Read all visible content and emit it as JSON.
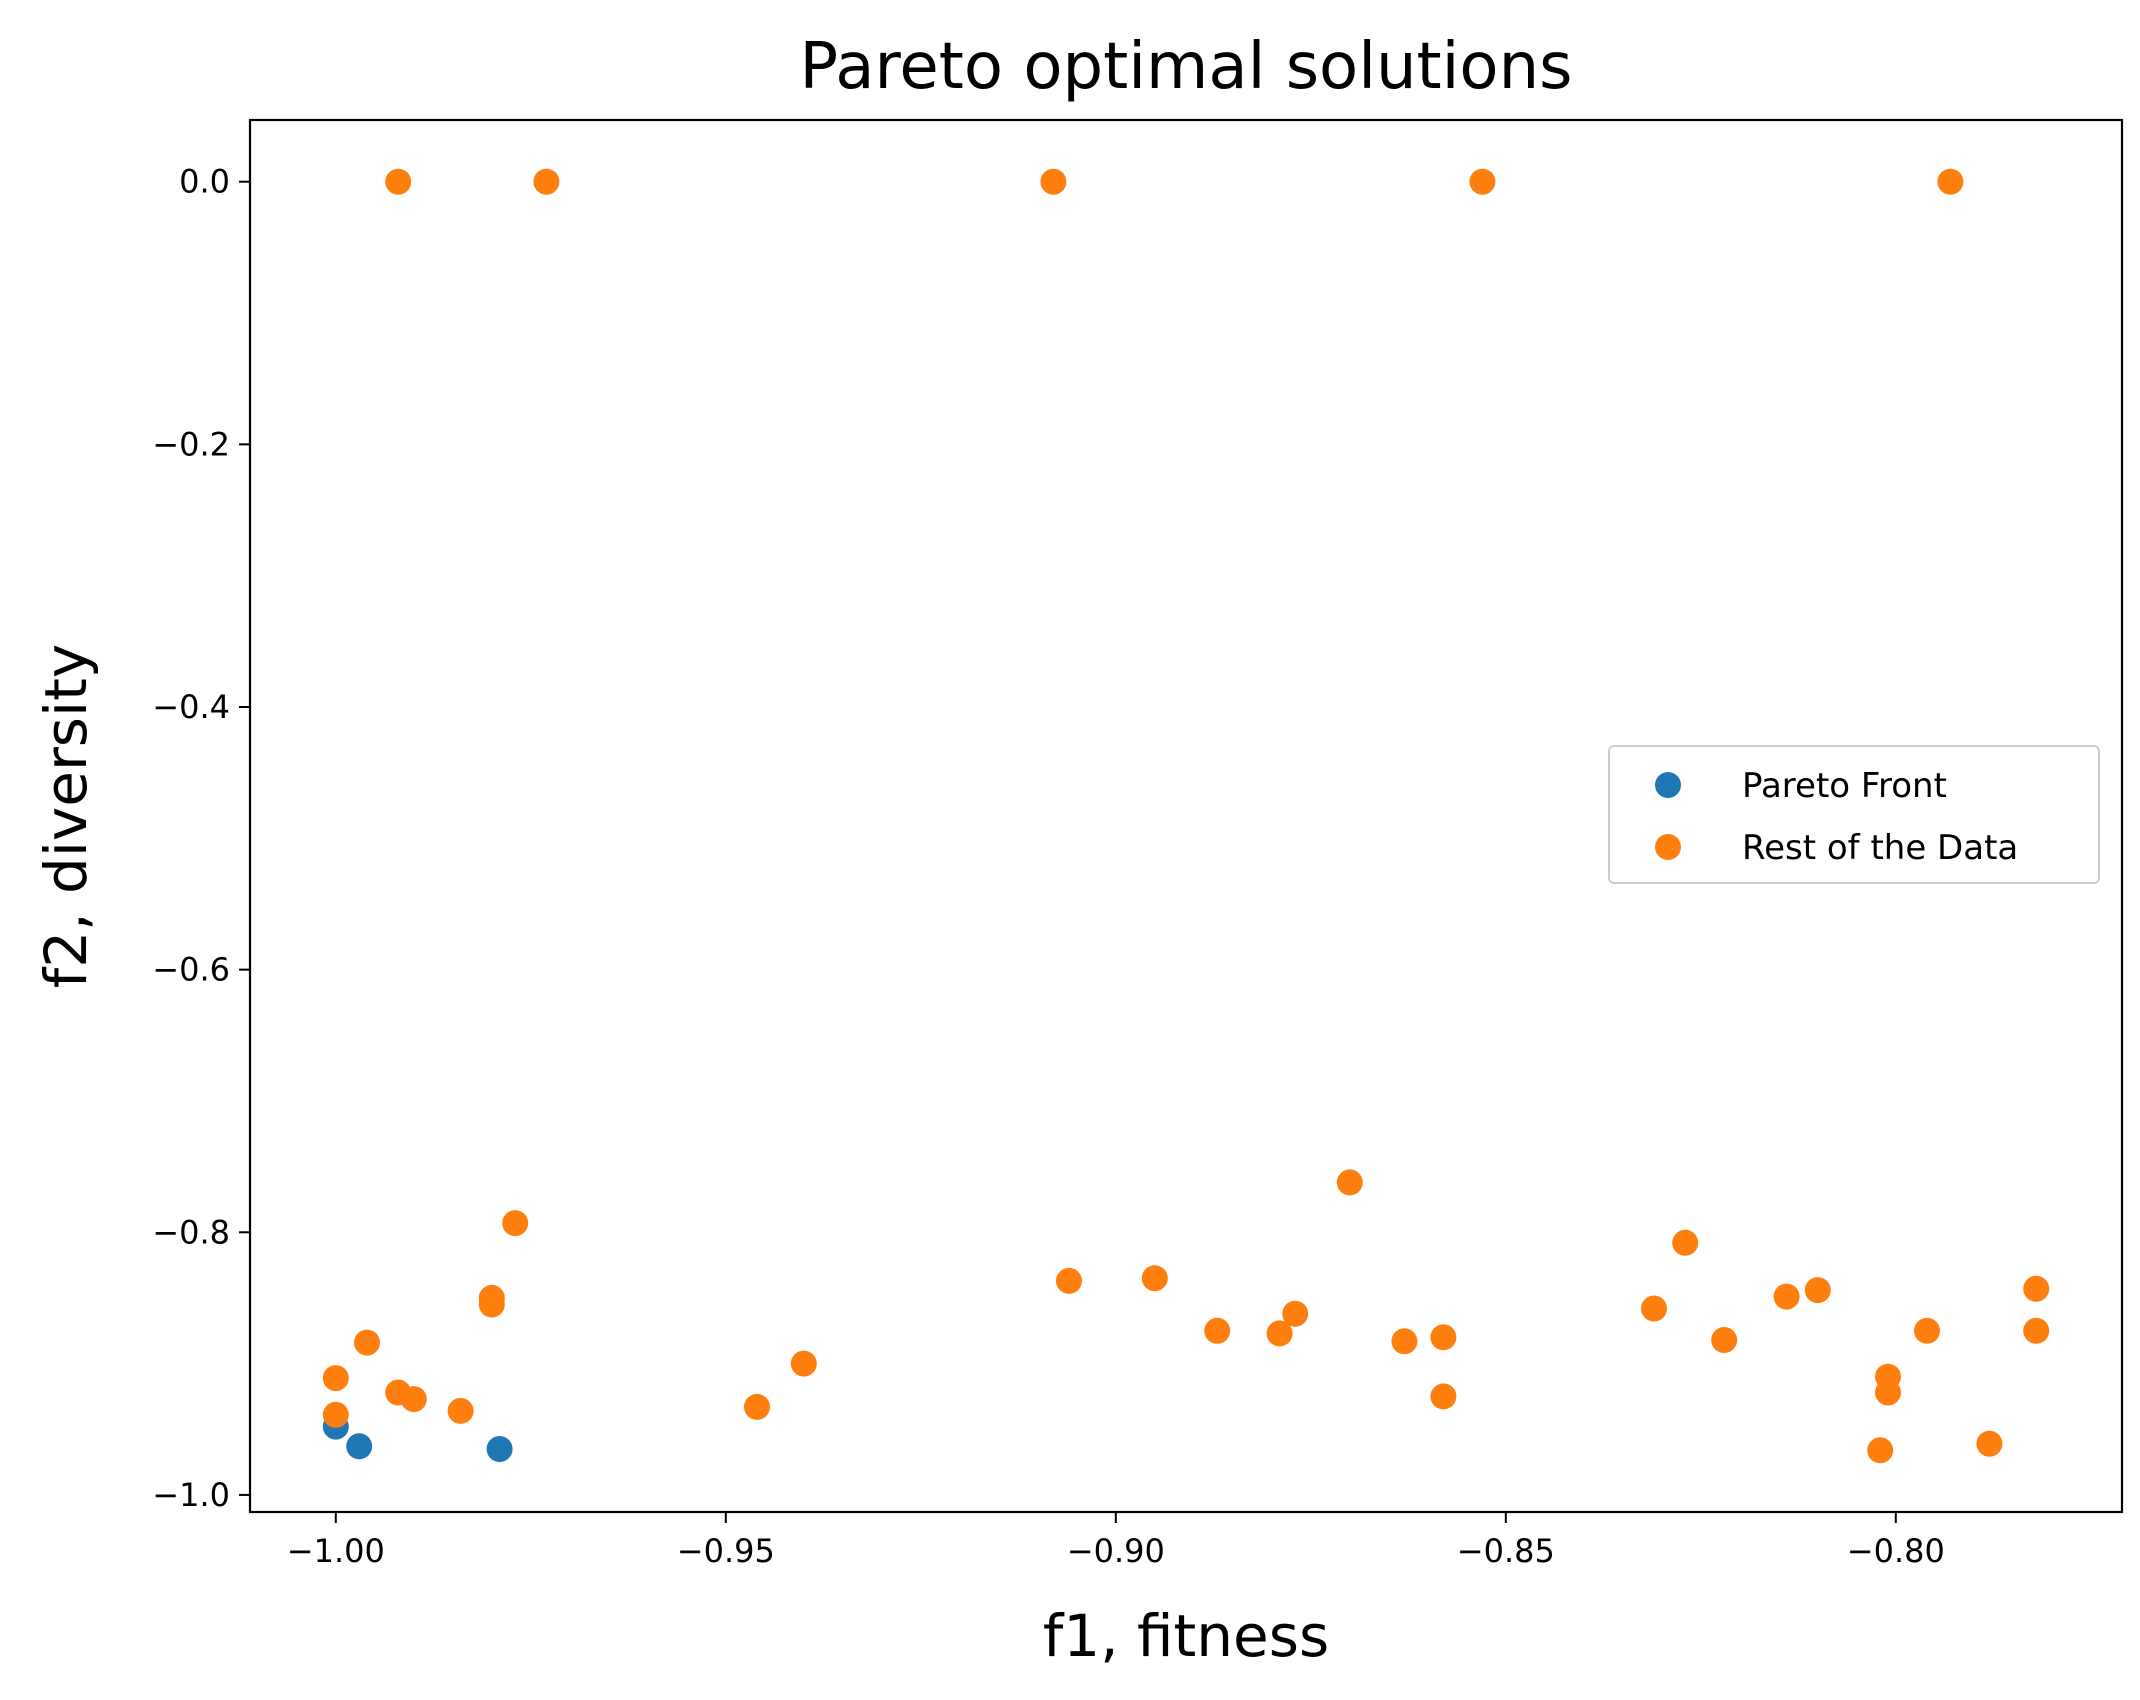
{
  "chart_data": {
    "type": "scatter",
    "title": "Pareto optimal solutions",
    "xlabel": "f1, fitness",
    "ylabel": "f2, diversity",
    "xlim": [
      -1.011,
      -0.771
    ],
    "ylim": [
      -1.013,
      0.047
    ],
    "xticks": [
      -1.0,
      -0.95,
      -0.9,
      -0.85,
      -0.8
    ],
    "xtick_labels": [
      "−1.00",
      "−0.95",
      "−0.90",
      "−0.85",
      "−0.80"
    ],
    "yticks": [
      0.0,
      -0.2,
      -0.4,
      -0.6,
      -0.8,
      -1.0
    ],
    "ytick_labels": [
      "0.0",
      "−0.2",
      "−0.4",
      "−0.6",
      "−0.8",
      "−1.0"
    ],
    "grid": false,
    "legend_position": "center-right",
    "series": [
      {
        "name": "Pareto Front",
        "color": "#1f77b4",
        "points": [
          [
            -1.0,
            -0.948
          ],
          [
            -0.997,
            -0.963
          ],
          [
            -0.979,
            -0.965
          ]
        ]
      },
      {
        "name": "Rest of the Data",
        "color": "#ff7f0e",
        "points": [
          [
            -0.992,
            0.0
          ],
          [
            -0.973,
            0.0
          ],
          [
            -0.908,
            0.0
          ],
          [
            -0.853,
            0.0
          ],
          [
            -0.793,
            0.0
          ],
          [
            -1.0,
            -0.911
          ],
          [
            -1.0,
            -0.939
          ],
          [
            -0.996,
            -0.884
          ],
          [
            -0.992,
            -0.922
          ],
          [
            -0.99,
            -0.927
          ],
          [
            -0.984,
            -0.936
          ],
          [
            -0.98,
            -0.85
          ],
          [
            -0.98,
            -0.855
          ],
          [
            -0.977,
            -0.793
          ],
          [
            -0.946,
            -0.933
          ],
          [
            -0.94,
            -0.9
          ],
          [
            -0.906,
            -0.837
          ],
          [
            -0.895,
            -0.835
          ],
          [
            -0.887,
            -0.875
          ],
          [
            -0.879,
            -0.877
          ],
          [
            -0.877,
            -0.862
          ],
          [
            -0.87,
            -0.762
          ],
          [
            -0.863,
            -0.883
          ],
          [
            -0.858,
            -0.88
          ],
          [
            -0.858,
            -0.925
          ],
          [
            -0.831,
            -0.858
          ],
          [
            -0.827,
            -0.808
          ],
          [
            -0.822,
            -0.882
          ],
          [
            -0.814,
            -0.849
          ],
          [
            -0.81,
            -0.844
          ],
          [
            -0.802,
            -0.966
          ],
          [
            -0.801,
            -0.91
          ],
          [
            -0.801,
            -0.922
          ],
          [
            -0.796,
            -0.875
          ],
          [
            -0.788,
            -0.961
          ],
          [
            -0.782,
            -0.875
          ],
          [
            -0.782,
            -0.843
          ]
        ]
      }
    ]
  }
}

==

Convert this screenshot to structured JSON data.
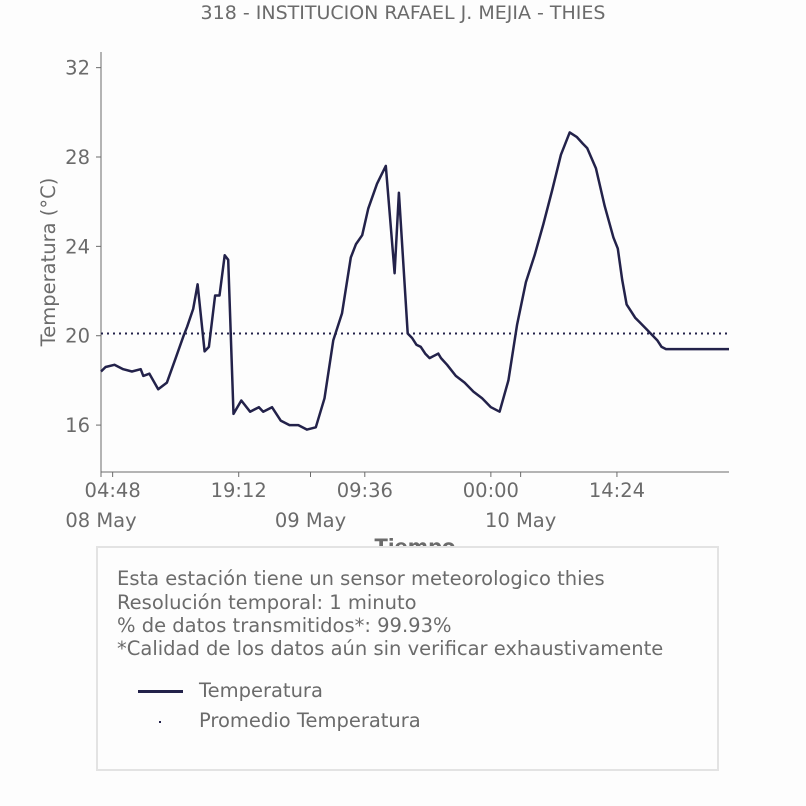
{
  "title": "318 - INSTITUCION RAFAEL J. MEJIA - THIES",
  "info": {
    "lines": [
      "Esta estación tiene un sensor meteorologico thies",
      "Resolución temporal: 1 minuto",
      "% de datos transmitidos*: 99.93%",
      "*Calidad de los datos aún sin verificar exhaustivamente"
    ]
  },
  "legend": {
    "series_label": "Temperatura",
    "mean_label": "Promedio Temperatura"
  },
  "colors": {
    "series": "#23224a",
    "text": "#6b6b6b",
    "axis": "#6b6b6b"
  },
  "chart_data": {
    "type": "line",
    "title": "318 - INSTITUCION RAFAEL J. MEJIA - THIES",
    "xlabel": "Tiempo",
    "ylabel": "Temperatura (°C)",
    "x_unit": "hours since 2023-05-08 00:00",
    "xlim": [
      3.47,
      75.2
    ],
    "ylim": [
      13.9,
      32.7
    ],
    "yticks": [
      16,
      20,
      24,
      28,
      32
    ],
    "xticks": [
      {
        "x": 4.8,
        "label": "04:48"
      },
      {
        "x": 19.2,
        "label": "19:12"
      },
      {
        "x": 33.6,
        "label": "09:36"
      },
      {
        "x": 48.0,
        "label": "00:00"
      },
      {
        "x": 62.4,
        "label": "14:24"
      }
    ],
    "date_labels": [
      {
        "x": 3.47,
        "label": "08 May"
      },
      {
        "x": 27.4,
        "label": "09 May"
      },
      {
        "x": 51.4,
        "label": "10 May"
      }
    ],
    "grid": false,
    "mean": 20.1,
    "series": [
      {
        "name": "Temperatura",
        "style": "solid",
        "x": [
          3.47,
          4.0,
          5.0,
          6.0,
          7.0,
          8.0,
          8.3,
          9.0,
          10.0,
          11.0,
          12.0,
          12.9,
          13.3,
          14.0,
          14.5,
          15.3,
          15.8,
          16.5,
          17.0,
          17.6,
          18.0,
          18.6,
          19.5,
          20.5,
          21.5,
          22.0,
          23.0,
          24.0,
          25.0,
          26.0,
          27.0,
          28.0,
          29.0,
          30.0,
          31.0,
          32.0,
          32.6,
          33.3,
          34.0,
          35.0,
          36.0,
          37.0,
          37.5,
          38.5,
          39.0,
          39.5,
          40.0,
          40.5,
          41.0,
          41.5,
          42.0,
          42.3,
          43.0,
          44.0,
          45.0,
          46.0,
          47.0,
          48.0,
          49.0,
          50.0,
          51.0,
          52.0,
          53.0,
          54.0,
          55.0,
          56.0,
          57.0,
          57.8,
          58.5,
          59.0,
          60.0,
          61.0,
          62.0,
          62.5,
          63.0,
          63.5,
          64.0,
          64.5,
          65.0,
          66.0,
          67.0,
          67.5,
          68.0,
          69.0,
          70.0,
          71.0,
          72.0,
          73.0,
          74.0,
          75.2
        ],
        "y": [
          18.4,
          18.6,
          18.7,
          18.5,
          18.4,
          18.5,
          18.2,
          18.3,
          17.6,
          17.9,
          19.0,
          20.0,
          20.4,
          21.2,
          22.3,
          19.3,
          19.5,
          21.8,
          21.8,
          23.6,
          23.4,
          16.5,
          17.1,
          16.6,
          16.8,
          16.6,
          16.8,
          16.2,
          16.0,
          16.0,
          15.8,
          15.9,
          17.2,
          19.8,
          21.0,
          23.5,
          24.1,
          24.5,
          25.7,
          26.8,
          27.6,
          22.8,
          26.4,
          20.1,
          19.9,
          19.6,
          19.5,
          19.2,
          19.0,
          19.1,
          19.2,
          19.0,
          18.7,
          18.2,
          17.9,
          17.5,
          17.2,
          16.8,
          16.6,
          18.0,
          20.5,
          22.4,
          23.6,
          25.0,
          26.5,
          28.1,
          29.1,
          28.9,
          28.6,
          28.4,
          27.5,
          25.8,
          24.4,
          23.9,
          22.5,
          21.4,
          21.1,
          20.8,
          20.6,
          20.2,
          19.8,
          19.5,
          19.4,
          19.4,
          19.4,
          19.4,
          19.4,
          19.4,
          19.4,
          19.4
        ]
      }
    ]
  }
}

### Aim
Gather each line in the data that holds the string "datos".

### The answer
      "% de datos transmitidos*: 99.93%",
      "*Calidad de los datos aún sin verificar exhaustivamente"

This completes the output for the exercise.